**Task objective**
Take each line containing the word "party" and copy it.

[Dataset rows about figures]

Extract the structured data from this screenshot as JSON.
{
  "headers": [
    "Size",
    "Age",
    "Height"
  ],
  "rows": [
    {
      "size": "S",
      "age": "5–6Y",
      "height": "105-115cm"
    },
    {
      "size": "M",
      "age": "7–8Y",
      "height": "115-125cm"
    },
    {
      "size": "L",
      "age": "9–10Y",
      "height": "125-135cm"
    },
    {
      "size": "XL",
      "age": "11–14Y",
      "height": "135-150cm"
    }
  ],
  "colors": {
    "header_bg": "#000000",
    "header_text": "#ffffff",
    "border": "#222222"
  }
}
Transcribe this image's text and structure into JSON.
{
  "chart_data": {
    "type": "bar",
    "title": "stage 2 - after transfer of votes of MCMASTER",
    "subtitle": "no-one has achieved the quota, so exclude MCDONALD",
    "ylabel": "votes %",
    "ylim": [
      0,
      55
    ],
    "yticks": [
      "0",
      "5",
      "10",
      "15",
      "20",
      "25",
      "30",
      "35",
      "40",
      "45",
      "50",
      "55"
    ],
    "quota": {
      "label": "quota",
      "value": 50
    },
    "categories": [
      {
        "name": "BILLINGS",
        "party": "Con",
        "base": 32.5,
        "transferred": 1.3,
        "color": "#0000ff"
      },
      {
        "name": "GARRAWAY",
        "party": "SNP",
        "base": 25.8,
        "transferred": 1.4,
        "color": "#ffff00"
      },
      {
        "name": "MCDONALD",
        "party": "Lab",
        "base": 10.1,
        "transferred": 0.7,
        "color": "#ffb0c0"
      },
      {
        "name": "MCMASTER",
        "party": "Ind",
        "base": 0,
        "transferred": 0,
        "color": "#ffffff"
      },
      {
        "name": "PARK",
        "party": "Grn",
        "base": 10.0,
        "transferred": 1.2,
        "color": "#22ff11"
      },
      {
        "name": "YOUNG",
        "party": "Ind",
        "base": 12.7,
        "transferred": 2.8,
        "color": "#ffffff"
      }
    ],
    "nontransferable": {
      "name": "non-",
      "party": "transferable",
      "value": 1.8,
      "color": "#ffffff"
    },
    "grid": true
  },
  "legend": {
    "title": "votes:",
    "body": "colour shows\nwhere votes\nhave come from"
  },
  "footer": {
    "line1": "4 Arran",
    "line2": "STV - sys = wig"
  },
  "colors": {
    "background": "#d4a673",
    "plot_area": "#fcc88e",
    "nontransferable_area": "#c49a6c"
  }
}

**Task solution**
        "party": "Con",
        "party": "SNP",
        "party": "Lab",
        "party": "Ind",
        "party": "Grn",
        "party": "Ind",
      "party": "transferable",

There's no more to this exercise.